- _Records shown_
□ □ □ □

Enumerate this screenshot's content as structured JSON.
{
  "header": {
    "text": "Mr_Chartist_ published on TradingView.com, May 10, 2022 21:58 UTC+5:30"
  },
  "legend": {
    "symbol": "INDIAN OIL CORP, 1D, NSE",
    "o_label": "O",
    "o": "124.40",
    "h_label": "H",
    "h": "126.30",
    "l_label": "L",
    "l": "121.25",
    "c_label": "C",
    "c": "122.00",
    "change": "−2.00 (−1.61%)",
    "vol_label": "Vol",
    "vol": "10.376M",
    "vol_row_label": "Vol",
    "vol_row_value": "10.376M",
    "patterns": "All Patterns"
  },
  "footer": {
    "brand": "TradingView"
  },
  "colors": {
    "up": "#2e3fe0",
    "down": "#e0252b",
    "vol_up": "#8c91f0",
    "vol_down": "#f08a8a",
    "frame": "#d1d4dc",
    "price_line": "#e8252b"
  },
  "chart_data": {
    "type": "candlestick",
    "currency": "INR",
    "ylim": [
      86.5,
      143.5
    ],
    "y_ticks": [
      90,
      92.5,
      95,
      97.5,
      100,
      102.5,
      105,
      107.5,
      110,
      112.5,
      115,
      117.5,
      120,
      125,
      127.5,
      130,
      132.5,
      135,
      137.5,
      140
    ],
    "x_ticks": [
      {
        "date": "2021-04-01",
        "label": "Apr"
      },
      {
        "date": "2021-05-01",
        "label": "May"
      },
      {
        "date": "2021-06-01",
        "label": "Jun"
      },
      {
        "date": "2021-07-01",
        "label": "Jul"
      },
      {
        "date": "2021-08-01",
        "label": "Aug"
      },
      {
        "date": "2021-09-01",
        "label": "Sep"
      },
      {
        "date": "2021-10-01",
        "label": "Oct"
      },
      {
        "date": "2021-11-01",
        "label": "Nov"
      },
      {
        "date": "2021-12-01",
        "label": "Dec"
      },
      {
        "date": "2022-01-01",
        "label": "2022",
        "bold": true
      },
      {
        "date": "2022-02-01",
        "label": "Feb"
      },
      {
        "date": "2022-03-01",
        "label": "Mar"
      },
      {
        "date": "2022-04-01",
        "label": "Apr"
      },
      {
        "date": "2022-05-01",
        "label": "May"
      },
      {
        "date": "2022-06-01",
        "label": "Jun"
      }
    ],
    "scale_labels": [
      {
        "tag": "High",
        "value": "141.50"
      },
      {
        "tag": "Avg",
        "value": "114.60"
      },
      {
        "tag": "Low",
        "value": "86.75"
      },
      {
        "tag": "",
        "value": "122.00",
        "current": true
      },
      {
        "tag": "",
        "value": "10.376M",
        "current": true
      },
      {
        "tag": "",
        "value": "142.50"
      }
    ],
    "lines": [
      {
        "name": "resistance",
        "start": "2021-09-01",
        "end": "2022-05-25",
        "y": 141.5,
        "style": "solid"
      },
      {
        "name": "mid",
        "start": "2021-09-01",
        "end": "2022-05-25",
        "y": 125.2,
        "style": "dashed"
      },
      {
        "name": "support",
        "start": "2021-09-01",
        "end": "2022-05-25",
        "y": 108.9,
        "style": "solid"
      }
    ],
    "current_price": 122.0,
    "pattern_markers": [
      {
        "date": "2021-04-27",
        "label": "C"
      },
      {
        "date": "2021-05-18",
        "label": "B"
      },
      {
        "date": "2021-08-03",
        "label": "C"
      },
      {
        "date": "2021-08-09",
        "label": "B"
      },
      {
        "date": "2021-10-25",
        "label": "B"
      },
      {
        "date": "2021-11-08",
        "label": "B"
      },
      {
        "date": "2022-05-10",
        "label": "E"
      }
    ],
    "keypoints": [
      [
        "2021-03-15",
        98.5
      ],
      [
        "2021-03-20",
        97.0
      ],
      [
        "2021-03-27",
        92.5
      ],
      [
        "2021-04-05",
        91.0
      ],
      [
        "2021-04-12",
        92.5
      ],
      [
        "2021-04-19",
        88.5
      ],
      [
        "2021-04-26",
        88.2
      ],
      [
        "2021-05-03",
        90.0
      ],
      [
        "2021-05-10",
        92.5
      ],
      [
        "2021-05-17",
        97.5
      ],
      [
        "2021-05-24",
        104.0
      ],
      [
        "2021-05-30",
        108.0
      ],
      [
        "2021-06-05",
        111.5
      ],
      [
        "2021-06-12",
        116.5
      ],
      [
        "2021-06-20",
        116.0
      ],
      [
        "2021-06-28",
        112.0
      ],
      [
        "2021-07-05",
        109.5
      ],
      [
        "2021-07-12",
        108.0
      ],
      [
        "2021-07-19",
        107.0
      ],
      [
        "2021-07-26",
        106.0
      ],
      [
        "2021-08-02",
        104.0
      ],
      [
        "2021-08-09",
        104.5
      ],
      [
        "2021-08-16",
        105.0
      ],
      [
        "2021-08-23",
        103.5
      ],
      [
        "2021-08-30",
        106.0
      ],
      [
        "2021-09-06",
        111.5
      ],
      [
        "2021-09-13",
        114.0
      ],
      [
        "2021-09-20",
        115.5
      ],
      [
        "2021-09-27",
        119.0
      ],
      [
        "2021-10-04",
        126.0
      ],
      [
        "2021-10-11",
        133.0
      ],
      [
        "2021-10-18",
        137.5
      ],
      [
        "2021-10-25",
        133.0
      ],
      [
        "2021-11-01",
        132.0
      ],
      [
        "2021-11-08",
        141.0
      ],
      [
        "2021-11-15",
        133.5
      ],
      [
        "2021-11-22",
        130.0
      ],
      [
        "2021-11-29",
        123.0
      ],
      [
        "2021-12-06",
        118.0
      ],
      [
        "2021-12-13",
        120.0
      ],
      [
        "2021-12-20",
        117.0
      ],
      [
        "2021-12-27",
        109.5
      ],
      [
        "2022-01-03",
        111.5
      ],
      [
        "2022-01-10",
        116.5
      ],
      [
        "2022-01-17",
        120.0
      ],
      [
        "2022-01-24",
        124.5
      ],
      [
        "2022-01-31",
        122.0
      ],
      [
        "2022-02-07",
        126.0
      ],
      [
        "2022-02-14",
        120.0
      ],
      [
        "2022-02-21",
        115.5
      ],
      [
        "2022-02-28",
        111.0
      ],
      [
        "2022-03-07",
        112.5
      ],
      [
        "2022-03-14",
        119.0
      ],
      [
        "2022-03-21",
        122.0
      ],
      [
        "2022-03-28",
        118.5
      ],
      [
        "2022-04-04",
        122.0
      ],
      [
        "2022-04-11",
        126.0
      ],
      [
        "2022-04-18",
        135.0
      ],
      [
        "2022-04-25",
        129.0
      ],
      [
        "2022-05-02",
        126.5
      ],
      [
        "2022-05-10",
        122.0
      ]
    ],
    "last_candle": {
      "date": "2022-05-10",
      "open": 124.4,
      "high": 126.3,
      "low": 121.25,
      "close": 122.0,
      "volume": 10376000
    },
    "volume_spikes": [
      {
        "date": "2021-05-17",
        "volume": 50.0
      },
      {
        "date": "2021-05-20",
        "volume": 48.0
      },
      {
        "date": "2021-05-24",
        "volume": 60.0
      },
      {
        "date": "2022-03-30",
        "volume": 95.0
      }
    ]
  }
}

□ □ □ □

- _Problem_
Output the entries exactly.

- _Written solution_
Enumerate this screenshot's content as structured JSON.
{
  "header": {
    "text": "Mr_Chartist_ published on TradingView.com, May 10, 2022 21:58 UTC+5:30"
  },
  "legend": {
    "symbol": "INDIAN OIL CORP, 1D, NSE",
    "o_label": "O",
    "o": "124.40",
    "h_label": "H",
    "h": "126.30",
    "l_label": "L",
    "l": "121.25",
    "c_label": "C",
    "c": "122.00",
    "change": "−2.00 (−1.61%)",
    "vol_label": "Vol",
    "vol": "10.376M",
    "vol_row_label": "Vol",
    "vol_row_value": "10.376M",
    "patterns": "All Patterns"
  },
  "footer": {
    "brand": "TradingView"
  },
  "colors": {
    "up": "#2e3fe0",
    "down": "#e0252b",
    "vol_up": "#8c91f0",
    "vol_down": "#f08a8a",
    "frame": "#d1d4dc",
    "price_line": "#e8252b"
  },
  "chart_data": {
    "type": "candlestick",
    "currency": "INR",
    "ylim": [
      86.5,
      143.5
    ],
    "y_ticks": [
      90,
      92.5,
      95,
      97.5,
      100,
      102.5,
      105,
      107.5,
      110,
      112.5,
      115,
      117.5,
      120,
      125,
      127.5,
      130,
      132.5,
      135,
      137.5,
      140
    ],
    "x_ticks": [
      {
        "date": "2021-04-01",
        "label": "Apr"
      },
      {
        "date": "2021-05-01",
        "label": "May"
      },
      {
        "date": "2021-06-01",
        "label": "Jun"
      },
      {
        "date": "2021-07-01",
        "label": "Jul"
      },
      {
        "date": "2021-08-01",
        "label": "Aug"
      },
      {
        "date": "2021-09-01",
        "label": "Sep"
      },
      {
        "date": "2021-10-01",
        "label": "Oct"
      },
      {
        "date": "2021-11-01",
        "label": "Nov"
      },
      {
        "date": "2021-12-01",
        "label": "Dec"
      },
      {
        "date": "2022-01-01",
        "label": "2022",
        "bold": true
      },
      {
        "date": "2022-02-01",
        "label": "Feb"
      },
      {
        "date": "2022-03-01",
        "label": "Mar"
      },
      {
        "date": "2022-04-01",
        "label": "Apr"
      },
      {
        "date": "2022-05-01",
        "label": "May"
      },
      {
        "date": "2022-06-01",
        "label": "Jun"
      }
    ],
    "scale_labels": [
      {
        "tag": "High",
        "value": "141.50"
      },
      {
        "tag": "Avg",
        "value": "114.60"
      },
      {
        "tag": "Low",
        "value": "86.75"
      },
      {
        "tag": "",
        "value": "122.00",
        "current": true
      },
      {
        "tag": "",
        "value": "10.376M",
        "current": true
      },
      {
        "tag": "",
        "value": "142.50"
      }
    ],
    "lines": [
      {
        "name": "resistance",
        "start": "2021-09-01",
        "end": "2022-05-25",
        "y": 141.5,
        "style": "solid"
      },
      {
        "name": "mid",
        "start": "2021-09-01",
        "end": "2022-05-25",
        "y": 125.2,
        "style": "dashed"
      },
      {
        "name": "support",
        "start": "2021-09-01",
        "end": "2022-05-25",
        "y": 108.9,
        "style": "solid"
      }
    ],
    "current_price": 122.0,
    "pattern_markers": [
      {
        "date": "2021-04-27",
        "label": "C"
      },
      {
        "date": "2021-05-18",
        "label": "B"
      },
      {
        "date": "2021-08-03",
        "label": "C"
      },
      {
        "date": "2021-08-09",
        "label": "B"
      },
      {
        "date": "2021-10-25",
        "label": "B"
      },
      {
        "date": "2021-11-08",
        "label": "B"
      },
      {
        "date": "2022-05-10",
        "label": "E"
      }
    ],
    "keypoints": [
      [
        "2021-03-15",
        98.5
      ],
      [
        "2021-03-20",
        97.0
      ],
      [
        "2021-03-27",
        92.5
      ],
      [
        "2021-04-05",
        91.0
      ],
      [
        "2021-04-12",
        92.5
      ],
      [
        "2021-04-19",
        88.5
      ],
      [
        "2021-04-26",
        88.2
      ],
      [
        "2021-05-03",
        90.0
      ],
      [
        "2021-05-10",
        92.5
      ],
      [
        "2021-05-17",
        97.5
      ],
      [
        "2021-05-24",
        104.0
      ],
      [
        "2021-05-30",
        108.0
      ],
      [
        "2021-06-05",
        111.5
      ],
      [
        "2021-06-12",
        116.5
      ],
      [
        "2021-06-20",
        116.0
      ],
      [
        "2021-06-28",
        112.0
      ],
      [
        "2021-07-05",
        109.5
      ],
      [
        "2021-07-12",
        108.0
      ],
      [
        "2021-07-19",
        107.0
      ],
      [
        "2021-07-26",
        106.0
      ],
      [
        "2021-08-02",
        104.0
      ],
      [
        "2021-08-09",
        104.5
      ],
      [
        "2021-08-16",
        105.0
      ],
      [
        "2021-08-23",
        103.5
      ],
      [
        "2021-08-30",
        106.0
      ],
      [
        "2021-09-06",
        111.5
      ],
      [
        "2021-09-13",
        114.0
      ],
      [
        "2021-09-20",
        115.5
      ],
      [
        "2021-09-27",
        119.0
      ],
      [
        "2021-10-04",
        126.0
      ],
      [
        "2021-10-11",
        133.0
      ],
      [
        "2021-10-18",
        137.5
      ],
      [
        "2021-10-25",
        133.0
      ],
      [
        "2021-11-01",
        132.0
      ],
      [
        "2021-11-08",
        141.0
      ],
      [
        "2021-11-15",
        133.5
      ],
      [
        "2021-11-22",
        130.0
      ],
      [
        "2021-11-29",
        123.0
      ],
      [
        "2021-12-06",
        118.0
      ],
      [
        "2021-12-13",
        120.0
      ],
      [
        "2021-12-20",
        117.0
      ],
      [
        "2021-12-27",
        109.5
      ],
      [
        "2022-01-03",
        111.5
      ],
      [
        "2022-01-10",
        116.5
      ],
      [
        "2022-01-17",
        120.0
      ],
      [
        "2022-01-24",
        124.5
      ],
      [
        "2022-01-31",
        122.0
      ],
      [
        "2022-02-07",
        126.0
      ],
      [
        "2022-02-14",
        120.0
      ],
      [
        "2022-02-21",
        115.5
      ],
      [
        "2022-02-28",
        111.0
      ],
      [
        "2022-03-07",
        112.5
      ],
      [
        "2022-03-14",
        119.0
      ],
      [
        "2022-03-21",
        122.0
      ],
      [
        "2022-03-28",
        118.5
      ],
      [
        "2022-04-04",
        122.0
      ],
      [
        "2022-04-11",
        126.0
      ],
      [
        "2022-04-18",
        135.0
      ],
      [
        "2022-04-25",
        129.0
      ],
      [
        "2022-05-02",
        126.5
      ],
      [
        "2022-05-10",
        122.0
      ]
    ],
    "last_candle": {
      "date": "2022-05-10",
      "open": 124.4,
      "high": 126.3,
      "low": 121.25,
      "close": 122.0,
      "volume": 10376000
    },
    "volume_spikes": [
      {
        "date": "2021-05-17",
        "volume": 50.0
      },
      {
        "date": "2021-05-20",
        "volume": 48.0
      },
      {
        "date": "2021-05-24",
        "volume": 60.0
      },
      {
        "date": "2022-03-30",
        "volume": 95.0
      }
    ]
  }
}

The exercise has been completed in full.